*Work to do*. Locate all lines in the data below that hold "Programming" and show them.

*Recorded information*.
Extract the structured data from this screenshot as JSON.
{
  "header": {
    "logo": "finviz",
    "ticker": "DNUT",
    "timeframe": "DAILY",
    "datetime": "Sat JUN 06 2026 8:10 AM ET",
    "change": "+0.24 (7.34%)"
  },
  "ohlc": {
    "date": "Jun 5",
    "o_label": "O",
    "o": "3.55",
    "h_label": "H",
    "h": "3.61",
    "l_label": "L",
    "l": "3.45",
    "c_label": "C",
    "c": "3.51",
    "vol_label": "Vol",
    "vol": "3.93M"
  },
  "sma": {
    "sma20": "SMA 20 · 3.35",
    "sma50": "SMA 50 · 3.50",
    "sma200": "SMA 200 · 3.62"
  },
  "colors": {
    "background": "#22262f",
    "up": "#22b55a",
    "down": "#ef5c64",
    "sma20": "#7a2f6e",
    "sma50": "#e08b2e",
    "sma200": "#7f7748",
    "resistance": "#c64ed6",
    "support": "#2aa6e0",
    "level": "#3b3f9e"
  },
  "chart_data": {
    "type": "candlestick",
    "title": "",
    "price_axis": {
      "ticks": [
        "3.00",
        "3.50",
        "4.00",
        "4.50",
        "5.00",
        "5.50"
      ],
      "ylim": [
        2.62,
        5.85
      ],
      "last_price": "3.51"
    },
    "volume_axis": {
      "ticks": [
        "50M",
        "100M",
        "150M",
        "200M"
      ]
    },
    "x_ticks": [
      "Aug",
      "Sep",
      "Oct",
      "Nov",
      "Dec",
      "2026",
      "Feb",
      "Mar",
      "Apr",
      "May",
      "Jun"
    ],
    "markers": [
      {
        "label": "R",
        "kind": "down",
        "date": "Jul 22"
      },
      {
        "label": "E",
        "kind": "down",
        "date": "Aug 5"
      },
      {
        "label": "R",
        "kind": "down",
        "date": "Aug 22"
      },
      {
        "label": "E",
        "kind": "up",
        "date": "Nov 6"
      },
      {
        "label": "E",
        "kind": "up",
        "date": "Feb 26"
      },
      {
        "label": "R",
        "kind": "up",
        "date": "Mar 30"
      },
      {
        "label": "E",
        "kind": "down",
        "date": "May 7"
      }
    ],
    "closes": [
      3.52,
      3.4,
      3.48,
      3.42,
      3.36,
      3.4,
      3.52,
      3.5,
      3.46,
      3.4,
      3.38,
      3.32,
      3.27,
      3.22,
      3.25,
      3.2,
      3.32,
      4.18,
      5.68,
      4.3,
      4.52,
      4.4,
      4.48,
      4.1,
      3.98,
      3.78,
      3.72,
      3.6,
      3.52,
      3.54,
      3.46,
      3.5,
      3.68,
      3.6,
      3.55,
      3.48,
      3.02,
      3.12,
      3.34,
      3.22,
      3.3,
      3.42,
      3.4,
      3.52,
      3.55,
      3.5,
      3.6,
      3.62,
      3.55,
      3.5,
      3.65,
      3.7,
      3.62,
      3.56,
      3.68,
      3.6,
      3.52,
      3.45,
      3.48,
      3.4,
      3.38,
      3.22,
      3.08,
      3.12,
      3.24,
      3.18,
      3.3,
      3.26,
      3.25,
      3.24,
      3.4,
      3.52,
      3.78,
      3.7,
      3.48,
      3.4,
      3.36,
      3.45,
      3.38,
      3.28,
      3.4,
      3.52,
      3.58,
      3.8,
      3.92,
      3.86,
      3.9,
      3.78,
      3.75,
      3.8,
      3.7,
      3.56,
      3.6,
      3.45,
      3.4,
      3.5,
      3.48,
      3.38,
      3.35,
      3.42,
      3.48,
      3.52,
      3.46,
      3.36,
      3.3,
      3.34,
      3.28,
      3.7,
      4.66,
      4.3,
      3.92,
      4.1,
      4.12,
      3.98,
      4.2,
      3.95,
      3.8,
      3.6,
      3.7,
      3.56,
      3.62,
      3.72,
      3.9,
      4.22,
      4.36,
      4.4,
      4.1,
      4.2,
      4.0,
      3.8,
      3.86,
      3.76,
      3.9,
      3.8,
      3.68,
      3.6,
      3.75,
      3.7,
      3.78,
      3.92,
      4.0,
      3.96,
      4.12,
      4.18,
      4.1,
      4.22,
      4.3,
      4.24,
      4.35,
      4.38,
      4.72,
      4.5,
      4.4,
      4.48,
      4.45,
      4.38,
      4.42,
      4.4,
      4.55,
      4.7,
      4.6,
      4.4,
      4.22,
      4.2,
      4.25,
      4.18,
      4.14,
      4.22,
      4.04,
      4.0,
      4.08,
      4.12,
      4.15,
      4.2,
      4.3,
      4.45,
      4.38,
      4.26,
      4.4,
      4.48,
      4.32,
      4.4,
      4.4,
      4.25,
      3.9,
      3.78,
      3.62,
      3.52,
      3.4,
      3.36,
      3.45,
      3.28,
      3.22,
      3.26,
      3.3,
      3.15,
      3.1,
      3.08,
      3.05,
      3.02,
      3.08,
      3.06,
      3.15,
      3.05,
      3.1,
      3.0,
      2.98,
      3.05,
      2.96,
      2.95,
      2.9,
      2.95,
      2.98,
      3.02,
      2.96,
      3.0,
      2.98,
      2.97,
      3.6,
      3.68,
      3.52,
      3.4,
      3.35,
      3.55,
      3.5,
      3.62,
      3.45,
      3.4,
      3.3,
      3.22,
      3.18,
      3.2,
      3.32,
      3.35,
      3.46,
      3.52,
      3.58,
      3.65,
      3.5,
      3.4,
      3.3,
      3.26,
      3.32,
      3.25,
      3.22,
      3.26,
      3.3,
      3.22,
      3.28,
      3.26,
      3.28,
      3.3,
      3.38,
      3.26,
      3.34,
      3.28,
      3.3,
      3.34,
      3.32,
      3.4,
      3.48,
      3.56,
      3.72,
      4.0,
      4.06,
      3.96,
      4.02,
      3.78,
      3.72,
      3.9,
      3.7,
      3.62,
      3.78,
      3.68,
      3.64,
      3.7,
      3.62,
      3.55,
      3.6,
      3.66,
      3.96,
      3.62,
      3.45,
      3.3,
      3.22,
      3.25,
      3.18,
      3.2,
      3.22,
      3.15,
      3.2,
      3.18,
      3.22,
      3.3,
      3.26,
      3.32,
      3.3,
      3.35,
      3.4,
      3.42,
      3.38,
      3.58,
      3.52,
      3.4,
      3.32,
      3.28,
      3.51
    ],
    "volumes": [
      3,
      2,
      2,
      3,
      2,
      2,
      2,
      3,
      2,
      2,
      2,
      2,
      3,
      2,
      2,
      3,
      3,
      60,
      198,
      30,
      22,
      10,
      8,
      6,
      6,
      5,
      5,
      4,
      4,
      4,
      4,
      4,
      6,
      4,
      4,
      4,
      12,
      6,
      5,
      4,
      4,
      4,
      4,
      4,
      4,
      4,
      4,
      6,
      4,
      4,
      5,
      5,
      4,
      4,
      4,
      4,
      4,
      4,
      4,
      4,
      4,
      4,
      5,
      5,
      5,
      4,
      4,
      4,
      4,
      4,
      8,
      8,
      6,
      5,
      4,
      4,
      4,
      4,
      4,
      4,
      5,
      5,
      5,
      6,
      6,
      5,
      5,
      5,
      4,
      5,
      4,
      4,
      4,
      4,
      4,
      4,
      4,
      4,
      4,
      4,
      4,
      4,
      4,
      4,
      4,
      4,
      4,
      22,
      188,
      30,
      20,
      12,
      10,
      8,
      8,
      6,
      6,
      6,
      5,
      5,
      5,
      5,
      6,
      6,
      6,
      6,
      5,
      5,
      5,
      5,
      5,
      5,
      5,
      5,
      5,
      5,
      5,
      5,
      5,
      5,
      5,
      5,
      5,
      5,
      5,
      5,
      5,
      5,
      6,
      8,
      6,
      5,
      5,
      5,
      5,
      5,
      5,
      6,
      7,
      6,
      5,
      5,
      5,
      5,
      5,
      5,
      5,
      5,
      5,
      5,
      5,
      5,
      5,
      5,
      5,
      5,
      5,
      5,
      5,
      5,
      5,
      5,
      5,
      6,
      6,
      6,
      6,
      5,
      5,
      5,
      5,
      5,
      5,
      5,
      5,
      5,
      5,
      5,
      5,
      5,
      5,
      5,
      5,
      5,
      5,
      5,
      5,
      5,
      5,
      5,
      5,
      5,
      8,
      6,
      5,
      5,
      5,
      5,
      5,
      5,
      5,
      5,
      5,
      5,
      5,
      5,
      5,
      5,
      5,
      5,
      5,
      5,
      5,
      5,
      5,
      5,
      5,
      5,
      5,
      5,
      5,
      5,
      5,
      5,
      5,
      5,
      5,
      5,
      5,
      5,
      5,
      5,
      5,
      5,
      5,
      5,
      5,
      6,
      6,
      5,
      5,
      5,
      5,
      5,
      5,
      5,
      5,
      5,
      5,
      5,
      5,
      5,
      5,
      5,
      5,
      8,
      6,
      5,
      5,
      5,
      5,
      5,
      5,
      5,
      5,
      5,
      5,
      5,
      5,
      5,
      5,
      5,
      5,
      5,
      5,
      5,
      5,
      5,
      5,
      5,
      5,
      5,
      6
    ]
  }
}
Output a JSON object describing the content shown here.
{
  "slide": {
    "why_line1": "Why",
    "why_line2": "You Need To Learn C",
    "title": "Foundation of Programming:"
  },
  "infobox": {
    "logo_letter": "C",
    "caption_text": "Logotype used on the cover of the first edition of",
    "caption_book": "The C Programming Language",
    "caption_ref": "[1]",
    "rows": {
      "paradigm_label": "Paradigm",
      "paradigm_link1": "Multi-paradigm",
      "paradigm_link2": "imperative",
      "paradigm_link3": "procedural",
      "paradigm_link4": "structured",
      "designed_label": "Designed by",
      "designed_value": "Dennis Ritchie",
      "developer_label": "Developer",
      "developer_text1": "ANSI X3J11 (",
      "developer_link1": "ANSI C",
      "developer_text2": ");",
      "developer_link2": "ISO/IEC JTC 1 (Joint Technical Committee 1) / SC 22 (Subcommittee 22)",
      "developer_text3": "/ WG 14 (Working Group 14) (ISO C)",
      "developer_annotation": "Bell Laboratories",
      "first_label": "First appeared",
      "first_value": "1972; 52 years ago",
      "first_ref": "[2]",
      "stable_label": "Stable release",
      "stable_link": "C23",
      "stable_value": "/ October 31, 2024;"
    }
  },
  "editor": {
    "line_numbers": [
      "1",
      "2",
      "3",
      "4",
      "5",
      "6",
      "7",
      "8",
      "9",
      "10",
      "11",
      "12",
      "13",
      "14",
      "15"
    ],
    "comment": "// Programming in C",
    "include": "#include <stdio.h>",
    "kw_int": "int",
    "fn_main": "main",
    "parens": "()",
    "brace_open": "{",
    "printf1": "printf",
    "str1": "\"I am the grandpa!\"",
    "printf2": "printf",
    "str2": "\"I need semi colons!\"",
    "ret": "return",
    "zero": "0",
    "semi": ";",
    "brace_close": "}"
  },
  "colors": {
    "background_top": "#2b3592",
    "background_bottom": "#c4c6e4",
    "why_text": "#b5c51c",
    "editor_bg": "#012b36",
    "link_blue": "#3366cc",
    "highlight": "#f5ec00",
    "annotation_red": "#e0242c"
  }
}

*Problem solution*.
    "title": "Foundation of Programming:"
    "caption_book": "The C Programming Language",
    "comment": "// Programming in C",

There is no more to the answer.